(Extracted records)

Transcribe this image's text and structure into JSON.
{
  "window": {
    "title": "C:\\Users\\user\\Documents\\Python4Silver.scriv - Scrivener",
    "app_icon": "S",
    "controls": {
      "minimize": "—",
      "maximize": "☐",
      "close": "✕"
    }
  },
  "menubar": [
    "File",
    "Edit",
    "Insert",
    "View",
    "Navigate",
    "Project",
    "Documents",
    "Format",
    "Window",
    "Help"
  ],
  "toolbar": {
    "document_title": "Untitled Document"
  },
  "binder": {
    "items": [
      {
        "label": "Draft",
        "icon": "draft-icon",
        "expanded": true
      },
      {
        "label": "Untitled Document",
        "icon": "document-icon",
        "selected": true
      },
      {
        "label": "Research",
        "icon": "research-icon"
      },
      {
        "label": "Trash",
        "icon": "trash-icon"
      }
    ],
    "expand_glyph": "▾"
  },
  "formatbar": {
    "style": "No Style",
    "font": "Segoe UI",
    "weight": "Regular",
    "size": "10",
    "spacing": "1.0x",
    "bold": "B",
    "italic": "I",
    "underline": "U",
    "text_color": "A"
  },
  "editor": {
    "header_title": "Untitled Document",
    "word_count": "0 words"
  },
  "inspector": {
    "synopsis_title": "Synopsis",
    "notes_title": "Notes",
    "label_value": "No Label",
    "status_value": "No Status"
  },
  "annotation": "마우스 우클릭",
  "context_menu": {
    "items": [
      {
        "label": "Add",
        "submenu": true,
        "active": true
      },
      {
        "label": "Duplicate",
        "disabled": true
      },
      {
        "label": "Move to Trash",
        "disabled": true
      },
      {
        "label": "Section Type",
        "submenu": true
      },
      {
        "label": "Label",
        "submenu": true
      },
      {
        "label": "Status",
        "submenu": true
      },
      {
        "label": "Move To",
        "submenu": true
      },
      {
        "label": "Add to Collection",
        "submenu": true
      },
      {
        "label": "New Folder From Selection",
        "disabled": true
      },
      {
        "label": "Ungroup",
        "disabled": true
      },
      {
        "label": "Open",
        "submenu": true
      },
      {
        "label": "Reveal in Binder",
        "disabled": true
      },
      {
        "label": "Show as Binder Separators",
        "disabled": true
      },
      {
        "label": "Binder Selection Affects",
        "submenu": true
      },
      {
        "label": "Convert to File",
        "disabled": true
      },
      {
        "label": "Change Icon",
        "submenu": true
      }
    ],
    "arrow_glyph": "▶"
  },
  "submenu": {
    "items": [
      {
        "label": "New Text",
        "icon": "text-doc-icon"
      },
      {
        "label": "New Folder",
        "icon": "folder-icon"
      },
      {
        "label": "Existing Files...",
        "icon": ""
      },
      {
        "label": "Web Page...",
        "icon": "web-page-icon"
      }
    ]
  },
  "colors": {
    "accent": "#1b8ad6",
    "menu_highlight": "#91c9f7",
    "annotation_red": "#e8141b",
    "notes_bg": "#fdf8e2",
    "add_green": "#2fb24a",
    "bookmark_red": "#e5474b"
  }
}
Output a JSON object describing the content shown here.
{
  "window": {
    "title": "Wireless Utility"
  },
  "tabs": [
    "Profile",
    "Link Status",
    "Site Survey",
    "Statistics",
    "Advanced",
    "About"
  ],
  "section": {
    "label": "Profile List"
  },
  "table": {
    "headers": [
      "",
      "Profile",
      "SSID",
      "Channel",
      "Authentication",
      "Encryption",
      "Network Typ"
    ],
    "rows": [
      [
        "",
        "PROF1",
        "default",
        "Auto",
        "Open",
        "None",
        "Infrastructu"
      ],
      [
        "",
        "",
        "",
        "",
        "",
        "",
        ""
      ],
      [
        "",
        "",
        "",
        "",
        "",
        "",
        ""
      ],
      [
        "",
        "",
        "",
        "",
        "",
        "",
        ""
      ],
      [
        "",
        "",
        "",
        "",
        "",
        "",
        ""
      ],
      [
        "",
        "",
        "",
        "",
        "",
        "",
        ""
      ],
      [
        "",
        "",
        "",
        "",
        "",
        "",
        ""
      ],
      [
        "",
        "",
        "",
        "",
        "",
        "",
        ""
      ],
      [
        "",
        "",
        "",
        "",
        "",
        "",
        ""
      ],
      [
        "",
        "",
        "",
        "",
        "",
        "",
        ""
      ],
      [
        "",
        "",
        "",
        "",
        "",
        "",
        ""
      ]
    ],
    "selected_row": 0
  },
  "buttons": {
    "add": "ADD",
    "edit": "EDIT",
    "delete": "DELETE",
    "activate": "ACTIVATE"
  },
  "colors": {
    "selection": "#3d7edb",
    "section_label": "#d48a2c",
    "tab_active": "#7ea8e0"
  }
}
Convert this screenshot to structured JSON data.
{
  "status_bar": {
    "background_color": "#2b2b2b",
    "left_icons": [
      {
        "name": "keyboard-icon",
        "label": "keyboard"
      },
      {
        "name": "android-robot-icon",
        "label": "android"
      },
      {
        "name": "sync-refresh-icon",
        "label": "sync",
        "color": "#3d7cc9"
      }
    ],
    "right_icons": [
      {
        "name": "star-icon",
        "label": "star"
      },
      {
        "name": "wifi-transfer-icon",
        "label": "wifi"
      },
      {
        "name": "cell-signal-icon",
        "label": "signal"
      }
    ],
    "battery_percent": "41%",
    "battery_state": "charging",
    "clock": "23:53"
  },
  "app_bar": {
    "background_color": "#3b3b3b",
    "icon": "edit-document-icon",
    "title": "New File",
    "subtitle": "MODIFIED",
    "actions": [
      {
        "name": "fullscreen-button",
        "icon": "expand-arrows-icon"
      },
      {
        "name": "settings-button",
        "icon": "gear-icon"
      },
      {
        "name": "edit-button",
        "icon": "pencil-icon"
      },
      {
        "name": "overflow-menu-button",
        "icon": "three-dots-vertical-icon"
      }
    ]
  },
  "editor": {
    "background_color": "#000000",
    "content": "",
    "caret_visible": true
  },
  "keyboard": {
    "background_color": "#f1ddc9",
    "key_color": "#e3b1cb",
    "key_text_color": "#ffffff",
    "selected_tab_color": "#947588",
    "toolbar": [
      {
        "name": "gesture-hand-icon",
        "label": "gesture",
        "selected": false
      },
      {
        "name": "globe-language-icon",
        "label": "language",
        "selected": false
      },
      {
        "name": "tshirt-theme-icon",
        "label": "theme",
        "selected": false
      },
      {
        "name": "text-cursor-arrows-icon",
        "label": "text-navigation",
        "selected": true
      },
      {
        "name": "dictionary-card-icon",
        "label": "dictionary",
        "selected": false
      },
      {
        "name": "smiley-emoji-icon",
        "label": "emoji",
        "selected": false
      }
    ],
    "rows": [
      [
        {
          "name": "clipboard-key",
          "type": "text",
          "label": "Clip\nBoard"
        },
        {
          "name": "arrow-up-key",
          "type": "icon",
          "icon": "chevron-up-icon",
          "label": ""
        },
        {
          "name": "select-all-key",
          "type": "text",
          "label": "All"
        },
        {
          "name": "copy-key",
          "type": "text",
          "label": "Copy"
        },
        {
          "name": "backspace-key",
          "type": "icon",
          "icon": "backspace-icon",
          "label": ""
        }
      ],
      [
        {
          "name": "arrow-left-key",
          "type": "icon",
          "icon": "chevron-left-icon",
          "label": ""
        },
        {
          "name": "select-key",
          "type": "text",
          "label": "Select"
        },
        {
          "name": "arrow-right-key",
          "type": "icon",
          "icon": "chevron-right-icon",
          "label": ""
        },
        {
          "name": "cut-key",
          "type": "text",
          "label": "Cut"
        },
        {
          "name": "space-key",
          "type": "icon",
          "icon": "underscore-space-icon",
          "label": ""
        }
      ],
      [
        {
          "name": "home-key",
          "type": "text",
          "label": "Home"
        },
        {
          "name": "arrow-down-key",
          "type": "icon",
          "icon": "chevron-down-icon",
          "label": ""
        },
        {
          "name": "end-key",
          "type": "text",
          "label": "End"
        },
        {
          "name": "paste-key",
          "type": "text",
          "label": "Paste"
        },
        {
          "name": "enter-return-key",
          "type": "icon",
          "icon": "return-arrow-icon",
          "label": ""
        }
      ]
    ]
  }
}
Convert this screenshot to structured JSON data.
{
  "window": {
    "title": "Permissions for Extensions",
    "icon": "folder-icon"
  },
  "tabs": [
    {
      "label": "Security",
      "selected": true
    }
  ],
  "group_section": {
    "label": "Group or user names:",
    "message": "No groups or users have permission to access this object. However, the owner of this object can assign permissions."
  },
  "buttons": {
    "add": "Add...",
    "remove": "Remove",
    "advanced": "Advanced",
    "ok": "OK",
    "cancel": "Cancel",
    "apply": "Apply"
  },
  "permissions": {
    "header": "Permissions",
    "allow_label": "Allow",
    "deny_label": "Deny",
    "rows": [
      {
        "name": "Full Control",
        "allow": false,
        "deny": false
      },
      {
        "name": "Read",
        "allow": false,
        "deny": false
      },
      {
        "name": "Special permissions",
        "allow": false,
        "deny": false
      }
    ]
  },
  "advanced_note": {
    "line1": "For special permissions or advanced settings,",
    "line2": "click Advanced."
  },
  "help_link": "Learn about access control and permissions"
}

* Exercise: Copy out every line from the records that has the word "JSON".

* The result:
Transcribe this image's text and structure into JSON.
Output a JSON object describing the content shown here.
Convert this screenshot to structured JSON data.
Convert this screenshot to structured JSON data.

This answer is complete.